**Document passage**
* BEGIN *
Is it worth investing in a replicated AWS environment or a disaster recovery setup beyond US-EAST-1?
The Amazon outage yesterday was pretty spectacular – with systems down for hours at a time, and data lagging or missing for over 24 hours in certain cases.
The public outrage was all over the place.
Is it justified? 👇
AWS maintains over 300 different SLAs for their infrastructure and products. In certain cases, these outages were still within their promised uptime or reliability time frames – with delays and “partial interruption” not considered complete downtime for hours at a time.
🏢 AWS-hosted companies losing revenue can:
1. Accept the cost of running a business and move on
2. Migrate to a different provider/data center and hope their SLA ends up being better (a random guess in a non-replicated environment)
3. Budget for a replicated environment – a secondary region within AWS or one outside of AWS if the setup is too cumbersome
We measure the “Cost of Inaction” against the aggregated cost of engineering, provisioning, server costs, and maintenance for the last scenario.
Companies losing $100K or less yesterday may find the revenue gap insufficient to set up a replicated environment with all pipelines, database syncs, routing, messaging, and failover switches in the event of failure. Simple systems only relying on EC2 and/or RDS may be easier to provision and maintain, but this is rarely the case.
Companies losing $1M or more can consider the cost of inaction toward the long-term impact of the business: additional churn, risk of swapping vendors, or additional complications with revenue generation.
While outages are unpredictable at best, maintaining a secondary environment may be a $150K one-off provision cost with a $100K/year AWS bill on top and $50K to $100K annual maintenance/support/emergency fee.
Your mileage may vary, but the formula remains comparable.
…
And the easiest workaround for Amazon now is to introduce a one-click “run a second replica of your entire AWS environment” with a click of a button, provisioned, synced, and routed internally from AWS with no human supervision. 👀
* END *
**Items from a dataset**
* BEGIN *
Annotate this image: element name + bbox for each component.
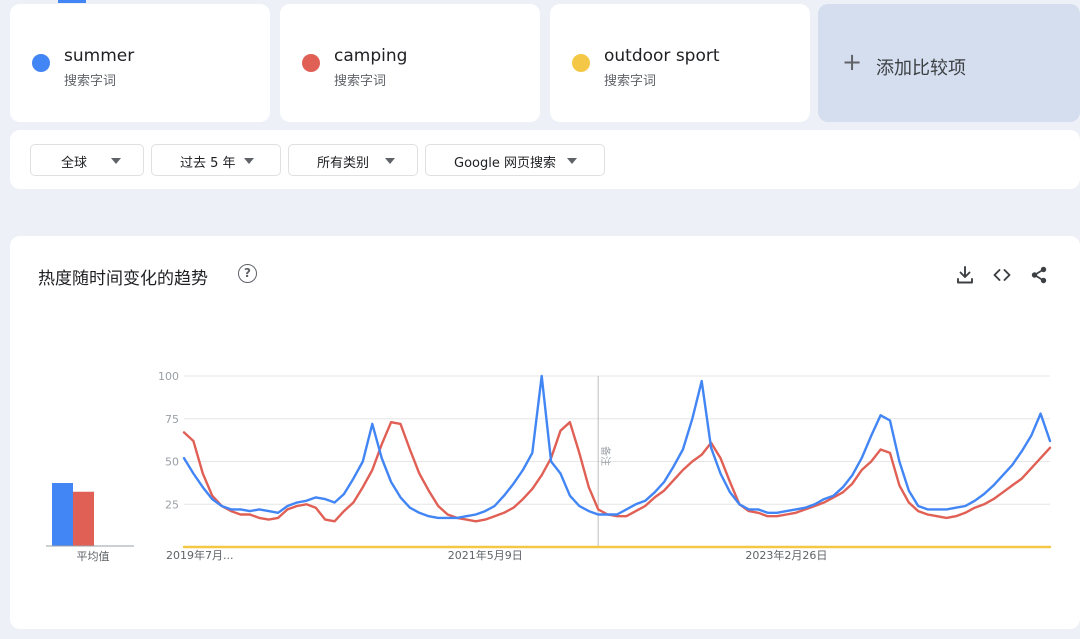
note-marker-label: 备注 [599, 446, 612, 466]
term-name[interactable]: camping [334, 46, 408, 66]
interest-over-time-card: 热度随时间变化的趋势 ? 平均值 100 75 50 25 备注 2019年7月... 20… [10, 236, 1080, 629]
search-type-filter[interactable]: Google 网页搜索 [425, 144, 605, 176]
series-line-summer [182, 374, 1052, 520]
y-tick-label: 25 [165, 498, 179, 511]
add-comparison-button[interactable]: + 添加比较项 [818, 4, 1080, 122]
average-bar-camping [73, 491, 94, 546]
term-name[interactable]: outdoor sport [604, 46, 720, 66]
y-tick-label: 100 [158, 370, 179, 383]
chart-title: 热度随时间变化的趋势 [38, 269, 208, 289]
region-filter-label: 全球 [61, 156, 88, 171]
share-icon[interactable] [1028, 264, 1050, 286]
term-type: 搜索字词 [64, 74, 117, 89]
camping-color-dot [302, 54, 320, 72]
chevron-down-icon [567, 158, 577, 164]
y-tick-label: 75 [165, 413, 179, 426]
category-filter-label: 所有类别 [317, 156, 370, 171]
term-card-summer[interactable]: summer 搜索字词 [10, 4, 270, 122]
x-tick-label: 2021年5月9日 [448, 548, 523, 562]
x-tick-label: 2019年7月... [166, 548, 233, 562]
add-comparison-label: 添加比较项 [876, 58, 966, 79]
term-card-camping[interactable]: camping 搜索字词 [280, 4, 540, 122]
help-icon[interactable]: ? [238, 264, 257, 283]
outdoor-sport-color-dot [572, 54, 590, 72]
time-range-filter[interactable]: 过去 5 年 [151, 144, 281, 176]
download-icon[interactable] [954, 264, 976, 286]
average-label: 平均值 [77, 550, 110, 563]
y-tick-label: 50 [165, 456, 179, 469]
selected-tab-indicator [58, 0, 86, 3]
term-type: 搜索字词 [334, 74, 387, 89]
chevron-down-icon [385, 158, 395, 164]
category-filter[interactable]: 所有类别 [288, 144, 418, 176]
term-card-outdoor-sport[interactable]: outdoor sport 搜索字词 [550, 4, 810, 122]
search-type-filter-label: Google 网页搜索 [454, 156, 556, 171]
filter-bar: 全球 过去 5 年 所有类别 Google 网页搜索 [10, 130, 1080, 189]
time-range-filter-label: 过去 5 年 [180, 156, 236, 171]
term-name[interactable]: summer [64, 46, 135, 66]
average-bar-summer [52, 483, 73, 546]
region-filter[interactable]: 全球 [30, 144, 144, 176]
summer-color-dot [32, 54, 50, 72]
embed-icon[interactable] [991, 264, 1013, 286]
term-type: 搜索字词 [604, 74, 657, 89]
trend-chart: 100 75 50 25 备注 2019年7月... 2021年5月9日 2023年2月26日 [158, 370, 1052, 562]
chevron-down-icon [111, 158, 121, 164]
x-tick-label: 2023年2月26日 [745, 548, 827, 562]
average-chart: 平均值 [46, 483, 134, 563]
series-line-camping [182, 421, 1052, 523]
plus-icon: + [842, 48, 863, 76]
chevron-down-icon [244, 158, 254, 164]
* END *
**Goals**
a - Decide whether each statement agrees with the post on the AWS outage: (i) AWS keeps more than 300 separate SLAs for its infrastructure and products; (ii) simple systems that rely only on EC2 and/or RDS are the usual case; (iii) setting up a secondary environment may cost a one-off $150K. Answer yes or no for each, and quote the words from the post that settle it.
b - According to the post on the AWS outage, why might companies that lost $100K or less not set up a replicated environment? Answer in one to three sentences.
c - Write out everything in the post on the AWS outage from "The Amazon outage" down to "in certain cases.".

**Solutions to the problems**
a -
(i) Yes: "AWS maintains over 300 different SLAs for their infrastructure and products."
(ii) No: "Simple systems only relying on EC2 and/or RDS may be easier to provision and maintain, but this is rarely the case."
(iii) Yes: "maintaining a secondary environment may be a $150K one-off provision cost"

b - For these companies, the revenue they lost may not be enough to justify building a replicated environment. That setup needs all the pipelines, database syncs, routing, messaging and failover switches for when something fails.

c -
The Amazon outage yesterday was pretty spectacular – with systems down for hours at a time, and data lagging or missing for over 24 hours in certain cases.